Objective:
The data below must be copied in full and without any change.

-- Begin Available data --

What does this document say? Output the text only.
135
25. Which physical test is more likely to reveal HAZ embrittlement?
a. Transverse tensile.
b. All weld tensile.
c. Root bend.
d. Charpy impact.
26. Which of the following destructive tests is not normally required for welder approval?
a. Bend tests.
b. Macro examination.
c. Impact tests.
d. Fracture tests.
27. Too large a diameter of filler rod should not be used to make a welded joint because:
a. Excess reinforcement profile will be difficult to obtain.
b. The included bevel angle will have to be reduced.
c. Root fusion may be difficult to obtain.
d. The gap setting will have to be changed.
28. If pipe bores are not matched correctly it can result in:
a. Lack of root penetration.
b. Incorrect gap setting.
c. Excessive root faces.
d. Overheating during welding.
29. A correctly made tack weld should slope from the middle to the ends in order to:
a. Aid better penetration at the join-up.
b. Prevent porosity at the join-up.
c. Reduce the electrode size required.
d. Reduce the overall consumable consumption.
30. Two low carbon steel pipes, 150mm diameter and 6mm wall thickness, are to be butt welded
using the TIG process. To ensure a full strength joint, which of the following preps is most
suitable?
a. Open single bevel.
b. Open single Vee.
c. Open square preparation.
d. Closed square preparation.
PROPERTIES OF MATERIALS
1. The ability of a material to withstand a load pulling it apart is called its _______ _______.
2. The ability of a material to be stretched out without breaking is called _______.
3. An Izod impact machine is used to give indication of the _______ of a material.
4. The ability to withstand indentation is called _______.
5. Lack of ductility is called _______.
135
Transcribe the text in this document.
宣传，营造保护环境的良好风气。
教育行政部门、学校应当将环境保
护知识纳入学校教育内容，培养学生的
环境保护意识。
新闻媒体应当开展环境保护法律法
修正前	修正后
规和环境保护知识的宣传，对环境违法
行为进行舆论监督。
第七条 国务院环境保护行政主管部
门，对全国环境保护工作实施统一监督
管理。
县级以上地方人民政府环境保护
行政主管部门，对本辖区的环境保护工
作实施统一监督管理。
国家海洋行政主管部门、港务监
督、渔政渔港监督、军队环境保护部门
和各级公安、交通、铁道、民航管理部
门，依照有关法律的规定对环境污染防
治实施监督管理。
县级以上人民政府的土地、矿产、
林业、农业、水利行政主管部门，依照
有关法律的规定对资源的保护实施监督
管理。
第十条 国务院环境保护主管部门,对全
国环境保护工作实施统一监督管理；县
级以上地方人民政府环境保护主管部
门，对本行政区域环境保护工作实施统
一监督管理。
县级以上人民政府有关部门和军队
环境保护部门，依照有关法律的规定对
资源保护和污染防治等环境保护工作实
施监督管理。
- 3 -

-- End Available data --

The answer:
What does this document say? Output the text only.
135
25. Which physical test is more likely to reveal HAZ embrittlement?
a. Transverse tensile.
b. All weld tensile.
c. Root bend.
d. Charpy impact.
26. Which of the following destructive tests is not normally required for welder approval?
a. Bend tests.
b. Macro examination.
c. Impact tests.
d. Fracture tests.
27. Too large a diameter of filler rod should not be used to make a welded joint because:
a. Excess reinforcement profile will be difficult to obtain.
b. The included bevel angle will have to be reduced.
c. Root fusion may be difficult to obtain.
d. The gap setting will have to be changed.
28. If pipe bores are not matched correctly it can result in:
a. Lack of root penetration.
b. Incorrect gap setting.
c. Excessive root faces.
d. Overheating during welding.
29. A correctly made tack weld should slope from the middle to the ends in order to:
a. Aid better penetration at the join-up.
b. Prevent porosity at the join-up.
c. Reduce the electrode size required.
d. Reduce the overall consumable consumption.
30. Two low carbon steel pipes, 150mm diameter and 6mm wall thickness, are to be butt welded
using the TIG process. To ensure a full strength joint, which of the following preps is most
suitable?
a. Open single bevel.
b. Open single Vee.
c. Open square preparation.
d. Closed square preparation.
PROPERTIES OF MATERIALS
1. The ability of a material to withstand a load pulling it apart is called its _______ _______.
2. The ability of a material to be stretched out without breaking is called _______.
3. An Izod impact machine is used to give indication of the _______ of a material.
4. The ability to withstand indentation is called _______.
5. Lack of ductility is called _______.
135
Transcribe the text in this document.
宣传，营造保护环境的良好风气。
教育行政部门、学校应当将环境保
护知识纳入学校教育内容，培养学生的
环境保护意识。
新闻媒体应当开展环境保护法律法
修正前	修正后
规和环境保护知识的宣传，对环境违法
行为进行舆论监督。
第七条 国务院环境保护行政主管部
门，对全国环境保护工作实施统一监督
管理。
县级以上地方人民政府环境保护
行政主管部门，对本辖区的环境保护工
作实施统一监督管理。
国家海洋行政主管部门、港务监
督、渔政渔港监督、军队环境保护部门
和各级公安、交通、铁道、民航管理部
门，依照有关法律的规定对环境污染防
治实施监督管理。
县级以上人民政府的土地、矿产、
林业、农业、水利行政主管部门，依照
有关法律的规定对资源的保护实施监督
管理。
第十条 国务院环境保护主管部门,对全
国环境保护工作实施统一监督管理；县
级以上地方人民政府环境保护主管部
门，对本行政区域环境保护工作实施统
一监督管理。
县级以上人民政府有关部门和军队
环境保护部门，依照有关法律的规定对
资源保护和污染防治等环境保护工作实
施监督管理。
- 3 -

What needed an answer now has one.